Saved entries
+-------+
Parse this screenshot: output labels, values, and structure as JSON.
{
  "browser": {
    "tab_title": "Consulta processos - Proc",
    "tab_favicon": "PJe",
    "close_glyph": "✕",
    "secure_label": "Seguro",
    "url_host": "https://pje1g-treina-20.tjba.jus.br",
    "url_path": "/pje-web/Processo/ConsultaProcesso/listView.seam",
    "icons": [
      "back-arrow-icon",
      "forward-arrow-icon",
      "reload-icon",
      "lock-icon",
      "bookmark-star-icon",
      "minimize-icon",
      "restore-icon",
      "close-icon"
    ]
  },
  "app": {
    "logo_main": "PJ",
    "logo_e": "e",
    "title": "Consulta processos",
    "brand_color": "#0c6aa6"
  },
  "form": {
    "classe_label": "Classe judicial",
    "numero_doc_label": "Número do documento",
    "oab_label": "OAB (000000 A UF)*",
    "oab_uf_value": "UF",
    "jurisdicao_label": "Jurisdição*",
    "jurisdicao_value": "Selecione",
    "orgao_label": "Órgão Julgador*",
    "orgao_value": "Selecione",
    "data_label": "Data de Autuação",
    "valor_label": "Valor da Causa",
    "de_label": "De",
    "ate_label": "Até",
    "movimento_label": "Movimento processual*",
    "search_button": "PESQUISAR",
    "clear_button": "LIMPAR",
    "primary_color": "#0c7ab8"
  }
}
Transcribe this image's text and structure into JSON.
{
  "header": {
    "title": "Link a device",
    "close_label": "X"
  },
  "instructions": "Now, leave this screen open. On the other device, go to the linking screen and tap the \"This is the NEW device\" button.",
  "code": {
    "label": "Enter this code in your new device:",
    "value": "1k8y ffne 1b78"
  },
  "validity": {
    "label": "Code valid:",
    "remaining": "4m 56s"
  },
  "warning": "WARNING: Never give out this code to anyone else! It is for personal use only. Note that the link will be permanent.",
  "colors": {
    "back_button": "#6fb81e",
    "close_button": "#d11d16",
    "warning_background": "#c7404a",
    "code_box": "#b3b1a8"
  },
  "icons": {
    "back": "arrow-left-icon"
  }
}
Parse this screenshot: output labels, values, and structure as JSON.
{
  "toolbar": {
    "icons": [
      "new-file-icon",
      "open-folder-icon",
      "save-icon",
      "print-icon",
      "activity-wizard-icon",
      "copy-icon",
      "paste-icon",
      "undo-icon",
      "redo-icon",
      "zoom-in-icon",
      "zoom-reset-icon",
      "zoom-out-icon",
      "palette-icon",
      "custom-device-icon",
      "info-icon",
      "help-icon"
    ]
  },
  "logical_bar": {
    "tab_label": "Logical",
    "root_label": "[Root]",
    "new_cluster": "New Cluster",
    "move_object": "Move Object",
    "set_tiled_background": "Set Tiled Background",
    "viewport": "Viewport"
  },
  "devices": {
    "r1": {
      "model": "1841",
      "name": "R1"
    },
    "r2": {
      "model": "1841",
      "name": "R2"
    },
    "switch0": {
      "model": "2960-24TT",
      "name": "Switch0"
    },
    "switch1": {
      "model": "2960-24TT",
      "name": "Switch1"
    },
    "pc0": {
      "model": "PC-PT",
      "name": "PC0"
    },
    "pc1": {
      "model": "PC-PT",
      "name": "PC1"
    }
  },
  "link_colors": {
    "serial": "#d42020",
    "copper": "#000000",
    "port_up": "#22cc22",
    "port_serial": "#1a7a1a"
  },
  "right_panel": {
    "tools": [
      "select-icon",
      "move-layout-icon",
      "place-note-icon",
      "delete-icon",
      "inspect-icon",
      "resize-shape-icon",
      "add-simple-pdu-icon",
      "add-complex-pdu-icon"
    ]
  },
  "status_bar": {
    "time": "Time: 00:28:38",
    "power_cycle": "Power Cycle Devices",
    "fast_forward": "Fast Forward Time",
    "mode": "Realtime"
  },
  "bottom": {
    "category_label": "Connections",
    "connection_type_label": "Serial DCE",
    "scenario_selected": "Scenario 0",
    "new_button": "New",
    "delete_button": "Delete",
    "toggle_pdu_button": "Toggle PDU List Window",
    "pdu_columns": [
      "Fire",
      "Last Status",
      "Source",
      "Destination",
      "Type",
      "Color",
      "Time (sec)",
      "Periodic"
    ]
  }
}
+-------+
SET TASK: Repeat every record exactly as written, please.

ANSWER TO THE EXERCISE:
Parse this screenshot: output labels, values, and structure as JSON.
{
  "browser": {
    "tab_title": "Consulta processos - Proc",
    "tab_favicon": "PJe",
    "close_glyph": "✕",
    "secure_label": "Seguro",
    "url_host": "https://pje1g-treina-20.tjba.jus.br",
    "url_path": "/pje-web/Processo/ConsultaProcesso/listView.seam",
    "icons": [
      "back-arrow-icon",
      "forward-arrow-icon",
      "reload-icon",
      "lock-icon",
      "bookmark-star-icon",
      "minimize-icon",
      "restore-icon",
      "close-icon"
    ]
  },
  "app": {
    "logo_main": "PJ",
    "logo_e": "e",
    "title": "Consulta processos",
    "brand_color": "#0c6aa6"
  },
  "form": {
    "classe_label": "Classe judicial",
    "numero_doc_label": "Número do documento",
    "oab_label": "OAB (000000 A UF)*",
    "oab_uf_value": "UF",
    "jurisdicao_label": "Jurisdição*",
    "jurisdicao_value": "Selecione",
    "orgao_label": "Órgão Julgador*",
    "orgao_value": "Selecione",
    "data_label": "Data de Autuação",
    "valor_label": "Valor da Causa",
    "de_label": "De",
    "ate_label": "Até",
    "movimento_label": "Movimento processual*",
    "search_button": "PESQUISAR",
    "clear_button": "LIMPAR",
    "primary_color": "#0c7ab8"
  }
}
Transcribe this image's text and structure into JSON.
{
  "header": {
    "title": "Link a device",
    "close_label": "X"
  },
  "instructions": "Now, leave this screen open. On the other device, go to the linking screen and tap the \"This is the NEW device\" button.",
  "code": {
    "label": "Enter this code in your new device:",
    "value": "1k8y ffne 1b78"
  },
  "validity": {
    "label": "Code valid:",
    "remaining": "4m 56s"
  },
  "warning": "WARNING: Never give out this code to anyone else! It is for personal use only. Note that the link will be permanent.",
  "colors": {
    "back_button": "#6fb81e",
    "close_button": "#d11d16",
    "warning_background": "#c7404a",
    "code_box": "#b3b1a8"
  },
  "icons": {
    "back": "arrow-left-icon"
  }
}
Parse this screenshot: output labels, values, and structure as JSON.
{
  "toolbar": {
    "icons": [
      "new-file-icon",
      "open-folder-icon",
      "save-icon",
      "print-icon",
      "activity-wizard-icon",
      "copy-icon",
      "paste-icon",
      "undo-icon",
      "redo-icon",
      "zoom-in-icon",
      "zoom-reset-icon",
      "zoom-out-icon",
      "palette-icon",
      "custom-device-icon",
      "info-icon",
      "help-icon"
    ]
  },
  "logical_bar": {
    "tab_label": "Logical",
    "root_label": "[Root]",
    "new_cluster": "New Cluster",
    "move_object": "Move Object",
    "set_tiled_background": "Set Tiled Background",
    "viewport": "Viewport"
  },
  "devices": {
    "r1": {
      "model": "1841",
      "name": "R1"
    },
    "r2": {
      "model": "1841",
      "name": "R2"
    },
    "switch0": {
      "model": "2960-24TT",
      "name": "Switch0"
    },
    "switch1": {
      "model": "2960-24TT",
      "name": "Switch1"
    },
    "pc0": {
      "model": "PC-PT",
      "name": "PC0"
    },
    "pc1": {
      "model": "PC-PT",
      "name": "PC1"
    }
  },
  "link_colors": {
    "serial": "#d42020",
    "copper": "#000000",
    "port_up": "#22cc22",
    "port_serial": "#1a7a1a"
  },
  "right_panel": {
    "tools": [
      "select-icon",
      "move-layout-icon",
      "place-note-icon",
      "delete-icon",
      "inspect-icon",
      "resize-shape-icon",
      "add-simple-pdu-icon",
      "add-complex-pdu-icon"
    ]
  },
  "status_bar": {
    "time": "Time: 00:28:38",
    "power_cycle": "Power Cycle Devices",
    "fast_forward": "Fast Forward Time",
    "mode": "Realtime"
  },
  "bottom": {
    "category_label": "Connections",
    "connection_type_label": "Serial DCE",
    "scenario_selected": "Scenario 0",
    "new_button": "New",
    "delete_button": "Delete",
    "toggle_pdu_button": "Toggle PDU List Window",
    "pdu_columns": [
      "Fire",
      "Last Status",
      "Source",
      "Destination",
      "Type",
      "Color",
      "Time (sec)",
      "Periodic"
    ]
  }
}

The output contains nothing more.